(Dataset records)
* * * * *
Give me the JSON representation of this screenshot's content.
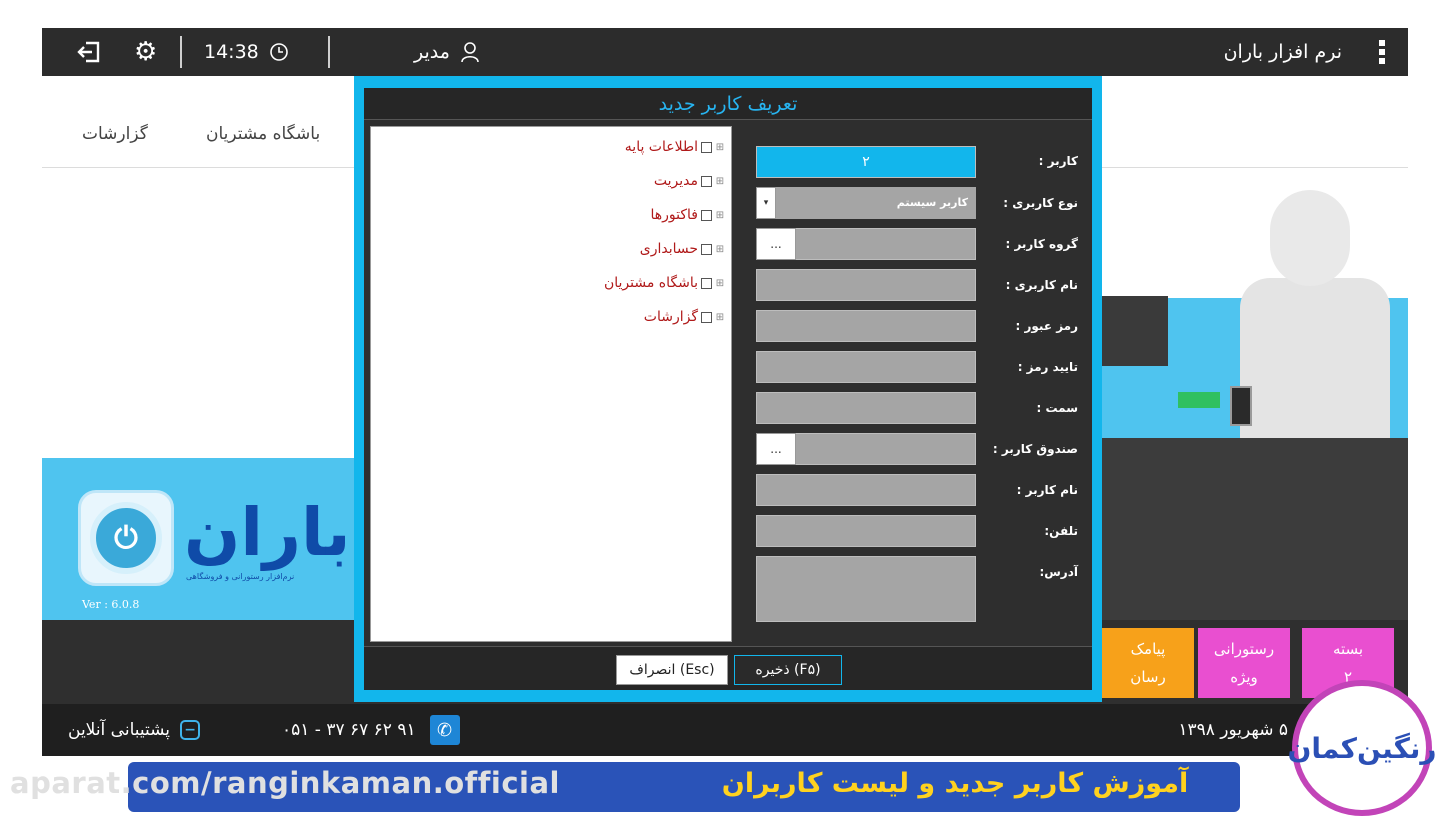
{
  "app": {
    "title": "نرم افزار باران"
  },
  "topbar": {
    "time": "14:38",
    "user": "مدیر",
    "icons": {
      "menu": "kebab-menu-icon",
      "user": "user-icon",
      "clock": "clock-icon",
      "settings": "gear-icon",
      "logout": "logout-icon"
    }
  },
  "menu": {
    "items": [
      "باشگاه مشتریان",
      "گزارشات"
    ]
  },
  "brand": {
    "logo_text": "باران",
    "tagline": "نرم‌افزار رستورانی و فروشگاهی",
    "version": "Ver : 6.0.8"
  },
  "tiles": [
    {
      "label_1": "بسته",
      "label_2": "۲",
      "color": "#e94fd0"
    },
    {
      "label_1": "رستورانی",
      "label_2": "ویژه",
      "color": "#e94fd0"
    },
    {
      "label_1": "پیامک",
      "label_2": "رسان",
      "color": "#f7a11a"
    }
  ],
  "status": {
    "date": "۵ شهریور ۱۳۹۸",
    "phone": "۰۵۱ - ۳۷ ۶۷ ۶۲ ۹۱",
    "support": "پشتیبانی آنلاین"
  },
  "dialog": {
    "title": "تعریف کاربر جدید",
    "tree": [
      "اطلاعات پایه",
      "مدیریت",
      "فاکتورها",
      "حسابداری",
      "باشگاه مشتریان",
      "گزارشات"
    ],
    "fields": {
      "user_code_label": "کاربر :",
      "user_code_value": "۲",
      "user_type_label": "نوع کاربری :",
      "user_type_value": "کاربر سیستم",
      "user_group_label": "گروه کاربر :",
      "username_label": "نام کاربری :",
      "password_label": "رمز عبور :",
      "confirm_label": "تایید رمز :",
      "position_label": "سمت :",
      "cashbox_label": "صندوق کاربر :",
      "fullname_label": "نام کاربر :",
      "phone_label": "تلفن:",
      "address_label": "آدرس:",
      "dots": "..."
    },
    "buttons": {
      "save": "ذخیره (F۵)",
      "cancel": "انصراف (Esc)"
    }
  },
  "watermark": {
    "url": "aparat.com/ranginkaman.official",
    "title": "آموزش کاربر جدید و لیست کاربران",
    "logo_text": "رنگین‌کمان"
  }
}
* * * * *
**WRITTEN PROBLEM**
Print all of the entries word for word. Omit the pictures they contain.

**THE SOLUTION**
Give me the JSON representation of this screenshot's content.
{
  "app": {
    "title": "نرم افزار باران"
  },
  "topbar": {
    "time": "14:38",
    "user": "مدیر",
    "icons": {
      "menu": "kebab-menu-icon",
      "user": "user-icon",
      "clock": "clock-icon",
      "settings": "gear-icon",
      "logout": "logout-icon"
    }
  },
  "menu": {
    "items": [
      "باشگاه مشتریان",
      "گزارشات"
    ]
  },
  "brand": {
    "logo_text": "باران",
    "tagline": "نرم‌افزار رستورانی و فروشگاهی",
    "version": "Ver : 6.0.8"
  },
  "tiles": [
    {
      "label_1": "بسته",
      "label_2": "۲",
      "color": "#e94fd0"
    },
    {
      "label_1": "رستورانی",
      "label_2": "ویژه",
      "color": "#e94fd0"
    },
    {
      "label_1": "پیامک",
      "label_2": "رسان",
      "color": "#f7a11a"
    }
  ],
  "status": {
    "date": "۵ شهریور ۱۳۹۸",
    "phone": "۰۵۱ - ۳۷ ۶۷ ۶۲ ۹۱",
    "support": "پشتیبانی آنلاین"
  },
  "dialog": {
    "title": "تعریف کاربر جدید",
    "tree": [
      "اطلاعات پایه",
      "مدیریت",
      "فاکتورها",
      "حسابداری",
      "باشگاه مشتریان",
      "گزارشات"
    ],
    "fields": {
      "user_code_label": "کاربر :",
      "user_code_value": "۲",
      "user_type_label": "نوع کاربری :",
      "user_type_value": "کاربر سیستم",
      "user_group_label": "گروه کاربر :",
      "username_label": "نام کاربری :",
      "password_label": "رمز عبور :",
      "confirm_label": "تایید رمز :",
      "position_label": "سمت :",
      "cashbox_label": "صندوق کاربر :",
      "fullname_label": "نام کاربر :",
      "phone_label": "تلفن:",
      "address_label": "آدرس:",
      "dots": "..."
    },
    "buttons": {
      "save": "ذخیره (F۵)",
      "cancel": "انصراف (Esc)"
    }
  },
  "watermark": {
    "url": "aparat.com/ranginkaman.official",
    "title": "آموزش کاربر جدید و لیست کاربران",
    "logo_text": "رنگین‌کمان"
  }
}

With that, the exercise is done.